WHAT THE TASK ASKS
Every line from the line containing "Output the text content of this document." through the final line below is to be repeated exactly; no other line is.

DATA PROVIDED
■ ■ ■ ■ ■

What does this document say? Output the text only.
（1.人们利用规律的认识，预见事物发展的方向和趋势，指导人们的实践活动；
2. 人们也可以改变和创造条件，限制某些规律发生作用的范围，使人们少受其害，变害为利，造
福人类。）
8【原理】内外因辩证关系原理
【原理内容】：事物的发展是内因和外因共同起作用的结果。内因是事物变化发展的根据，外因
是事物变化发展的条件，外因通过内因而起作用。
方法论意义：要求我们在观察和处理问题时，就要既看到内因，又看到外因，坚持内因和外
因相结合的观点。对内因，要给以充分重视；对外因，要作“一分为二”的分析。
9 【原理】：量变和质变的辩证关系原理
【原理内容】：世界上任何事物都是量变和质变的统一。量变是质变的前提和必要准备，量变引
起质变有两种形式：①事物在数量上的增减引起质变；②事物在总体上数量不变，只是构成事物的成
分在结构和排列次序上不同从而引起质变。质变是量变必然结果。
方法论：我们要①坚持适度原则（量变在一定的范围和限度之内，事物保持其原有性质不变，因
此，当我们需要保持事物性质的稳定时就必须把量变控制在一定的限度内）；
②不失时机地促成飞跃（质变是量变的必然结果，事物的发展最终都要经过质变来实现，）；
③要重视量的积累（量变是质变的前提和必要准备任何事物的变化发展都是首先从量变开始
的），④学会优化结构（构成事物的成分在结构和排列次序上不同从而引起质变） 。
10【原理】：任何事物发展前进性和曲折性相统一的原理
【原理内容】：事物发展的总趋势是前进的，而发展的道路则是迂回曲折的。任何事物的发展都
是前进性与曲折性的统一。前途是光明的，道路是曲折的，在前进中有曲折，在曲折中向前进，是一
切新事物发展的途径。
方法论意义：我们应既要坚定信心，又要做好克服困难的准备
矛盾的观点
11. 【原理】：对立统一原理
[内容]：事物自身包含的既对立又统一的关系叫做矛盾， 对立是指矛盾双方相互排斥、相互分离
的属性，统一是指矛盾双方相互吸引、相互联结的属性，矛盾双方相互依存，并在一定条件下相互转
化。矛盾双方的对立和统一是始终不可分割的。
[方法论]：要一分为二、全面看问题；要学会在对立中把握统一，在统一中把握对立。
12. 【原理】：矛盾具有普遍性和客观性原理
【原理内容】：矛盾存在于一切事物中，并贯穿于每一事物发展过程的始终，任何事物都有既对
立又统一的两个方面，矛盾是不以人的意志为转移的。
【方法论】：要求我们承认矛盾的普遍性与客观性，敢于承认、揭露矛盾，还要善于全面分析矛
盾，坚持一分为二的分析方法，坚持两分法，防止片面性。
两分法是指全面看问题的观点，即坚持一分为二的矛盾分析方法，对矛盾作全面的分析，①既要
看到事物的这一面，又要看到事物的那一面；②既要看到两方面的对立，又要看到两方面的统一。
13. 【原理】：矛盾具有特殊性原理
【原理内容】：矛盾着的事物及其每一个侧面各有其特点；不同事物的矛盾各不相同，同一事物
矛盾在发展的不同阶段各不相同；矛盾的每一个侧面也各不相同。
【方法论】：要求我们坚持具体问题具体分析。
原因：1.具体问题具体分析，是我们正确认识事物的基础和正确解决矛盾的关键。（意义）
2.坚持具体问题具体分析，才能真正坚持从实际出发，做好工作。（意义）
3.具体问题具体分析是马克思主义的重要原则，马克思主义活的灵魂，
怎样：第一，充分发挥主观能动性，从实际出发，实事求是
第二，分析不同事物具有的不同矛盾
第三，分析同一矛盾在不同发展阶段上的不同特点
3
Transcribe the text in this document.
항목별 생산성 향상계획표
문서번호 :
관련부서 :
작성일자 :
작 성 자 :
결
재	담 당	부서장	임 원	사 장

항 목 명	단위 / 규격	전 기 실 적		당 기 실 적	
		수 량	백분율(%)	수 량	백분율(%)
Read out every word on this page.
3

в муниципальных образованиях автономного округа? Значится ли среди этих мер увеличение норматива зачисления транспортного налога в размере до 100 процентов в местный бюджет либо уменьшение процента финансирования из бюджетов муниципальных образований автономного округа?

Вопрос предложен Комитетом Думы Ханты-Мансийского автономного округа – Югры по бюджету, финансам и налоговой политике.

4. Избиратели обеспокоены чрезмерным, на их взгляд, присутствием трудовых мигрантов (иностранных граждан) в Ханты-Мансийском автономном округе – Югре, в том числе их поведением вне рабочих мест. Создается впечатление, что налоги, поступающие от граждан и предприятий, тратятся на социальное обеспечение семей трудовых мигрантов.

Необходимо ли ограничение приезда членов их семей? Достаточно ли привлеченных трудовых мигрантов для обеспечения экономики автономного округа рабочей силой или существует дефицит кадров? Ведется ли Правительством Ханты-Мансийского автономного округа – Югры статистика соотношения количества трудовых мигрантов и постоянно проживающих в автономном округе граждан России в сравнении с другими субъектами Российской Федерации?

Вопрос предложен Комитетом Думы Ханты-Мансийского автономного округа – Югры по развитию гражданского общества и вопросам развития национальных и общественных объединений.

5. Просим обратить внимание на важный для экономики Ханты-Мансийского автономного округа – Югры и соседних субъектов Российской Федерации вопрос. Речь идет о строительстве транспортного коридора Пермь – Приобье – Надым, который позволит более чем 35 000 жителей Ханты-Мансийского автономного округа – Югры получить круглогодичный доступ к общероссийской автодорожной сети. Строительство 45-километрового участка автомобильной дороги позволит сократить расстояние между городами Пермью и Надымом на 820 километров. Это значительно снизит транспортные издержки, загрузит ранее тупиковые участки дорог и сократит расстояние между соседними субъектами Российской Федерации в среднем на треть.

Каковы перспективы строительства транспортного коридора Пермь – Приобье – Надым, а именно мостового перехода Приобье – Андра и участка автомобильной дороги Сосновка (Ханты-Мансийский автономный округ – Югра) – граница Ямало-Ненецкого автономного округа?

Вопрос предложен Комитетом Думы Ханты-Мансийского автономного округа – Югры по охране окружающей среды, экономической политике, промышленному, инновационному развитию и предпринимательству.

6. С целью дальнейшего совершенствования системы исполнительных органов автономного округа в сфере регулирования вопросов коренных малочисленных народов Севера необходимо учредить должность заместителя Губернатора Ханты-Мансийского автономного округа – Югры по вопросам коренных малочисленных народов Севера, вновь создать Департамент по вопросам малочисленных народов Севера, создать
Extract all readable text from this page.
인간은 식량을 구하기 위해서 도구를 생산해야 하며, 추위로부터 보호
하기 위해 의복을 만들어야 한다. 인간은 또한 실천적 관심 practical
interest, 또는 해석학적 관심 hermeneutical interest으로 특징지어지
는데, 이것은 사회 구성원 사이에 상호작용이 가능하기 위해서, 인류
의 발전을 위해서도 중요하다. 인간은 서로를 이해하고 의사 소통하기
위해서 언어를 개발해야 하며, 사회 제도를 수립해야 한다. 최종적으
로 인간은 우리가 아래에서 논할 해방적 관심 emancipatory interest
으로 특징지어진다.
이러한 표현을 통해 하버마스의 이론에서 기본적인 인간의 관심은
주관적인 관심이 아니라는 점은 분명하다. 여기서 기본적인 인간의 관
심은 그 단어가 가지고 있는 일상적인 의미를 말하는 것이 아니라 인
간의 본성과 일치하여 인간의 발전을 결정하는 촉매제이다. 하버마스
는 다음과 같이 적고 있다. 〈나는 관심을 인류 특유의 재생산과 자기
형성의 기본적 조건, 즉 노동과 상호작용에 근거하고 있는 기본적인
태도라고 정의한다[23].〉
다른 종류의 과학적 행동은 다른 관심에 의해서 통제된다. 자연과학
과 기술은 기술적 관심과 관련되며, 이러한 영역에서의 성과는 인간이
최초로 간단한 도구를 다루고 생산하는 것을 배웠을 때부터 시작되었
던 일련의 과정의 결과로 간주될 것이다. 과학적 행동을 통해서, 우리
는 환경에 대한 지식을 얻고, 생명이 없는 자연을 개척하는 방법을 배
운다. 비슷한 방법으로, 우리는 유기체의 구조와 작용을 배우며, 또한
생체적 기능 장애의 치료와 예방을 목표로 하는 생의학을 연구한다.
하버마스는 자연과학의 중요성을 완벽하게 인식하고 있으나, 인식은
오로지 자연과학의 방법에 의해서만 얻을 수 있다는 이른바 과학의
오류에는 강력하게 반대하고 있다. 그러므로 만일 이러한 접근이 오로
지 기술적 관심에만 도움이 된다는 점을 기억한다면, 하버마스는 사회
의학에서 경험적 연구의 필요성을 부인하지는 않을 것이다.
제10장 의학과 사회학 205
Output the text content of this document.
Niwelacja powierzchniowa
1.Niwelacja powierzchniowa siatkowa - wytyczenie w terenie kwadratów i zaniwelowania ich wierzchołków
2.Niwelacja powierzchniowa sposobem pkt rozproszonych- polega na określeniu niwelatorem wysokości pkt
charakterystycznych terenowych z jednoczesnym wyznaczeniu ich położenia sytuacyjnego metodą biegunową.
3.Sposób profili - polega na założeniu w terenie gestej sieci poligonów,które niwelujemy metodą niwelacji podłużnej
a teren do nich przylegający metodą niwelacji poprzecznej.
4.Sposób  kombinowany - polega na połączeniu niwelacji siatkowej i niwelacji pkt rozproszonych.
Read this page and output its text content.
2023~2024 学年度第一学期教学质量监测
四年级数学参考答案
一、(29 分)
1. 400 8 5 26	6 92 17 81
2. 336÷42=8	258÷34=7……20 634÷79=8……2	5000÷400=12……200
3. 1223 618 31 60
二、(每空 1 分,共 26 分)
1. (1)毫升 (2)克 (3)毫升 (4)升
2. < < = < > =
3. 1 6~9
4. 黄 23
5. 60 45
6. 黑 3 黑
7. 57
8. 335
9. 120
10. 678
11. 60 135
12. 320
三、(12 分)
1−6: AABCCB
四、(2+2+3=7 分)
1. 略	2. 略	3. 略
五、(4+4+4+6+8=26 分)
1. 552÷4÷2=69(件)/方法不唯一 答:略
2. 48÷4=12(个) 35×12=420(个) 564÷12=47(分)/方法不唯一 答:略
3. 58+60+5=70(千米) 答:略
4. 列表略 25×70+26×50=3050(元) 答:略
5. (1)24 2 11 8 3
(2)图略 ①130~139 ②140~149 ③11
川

■ ■ ■ ■ ■

FINAL ANSWER
Output the text content of this document.
Niwelacja powierzchniowa
1.Niwelacja powierzchniowa siatkowa - wytyczenie w terenie kwadratów i zaniwelowania ich wierzchołków
2.Niwelacja powierzchniowa sposobem pkt rozproszonych- polega na określeniu niwelatorem wysokości pkt
charakterystycznych terenowych z jednoczesnym wyznaczeniu ich położenia sytuacyjnego metodą biegunową.
3.Sposób profili - polega na założeniu w terenie gestej sieci poligonów,które niwelujemy metodą niwelacji podłużnej
a teren do nich przylegający metodą niwelacji poprzecznej.
4.Sposób  kombinowany - polega na połączeniu niwelacji siatkowej i niwelacji pkt rozproszonych.
Read this page and output its text content.
2023~2024 学年度第一学期教学质量监测
四年级数学参考答案
一、(29 分)
1. 400 8 5 26	6 92 17 81
2. 336÷42=8	258÷34=7……20 634÷79=8……2	5000÷400=12……200
3. 1223 618 31 60
二、(每空 1 分,共 26 分)
1. (1)毫升 (2)克 (3)毫升 (4)升
2. < < = < > =
3. 1 6~9
4. 黄 23
5. 60 45
6. 黑 3 黑
7. 57
8. 335
9. 120
10. 678
11. 60 135
12. 320
三、(12 分)
1−6: AABCCB
四、(2+2+3=7 分)
1. 略	2. 略	3. 略
五、(4+4+4+6+8=26 分)
1. 552÷4÷2=69(件)/方法不唯一 答:略
2. 48÷4=12(个) 35×12=420(个) 564÷12=47(分)/方法不唯一 答:略
3. 58+60+5=70(千米) 答:略
4. 列表略 25×70+26×50=3050(元) 答:略
5. (1)24 2 11 8 3
(2)图略 ①130~139 ②140~149 ③11
川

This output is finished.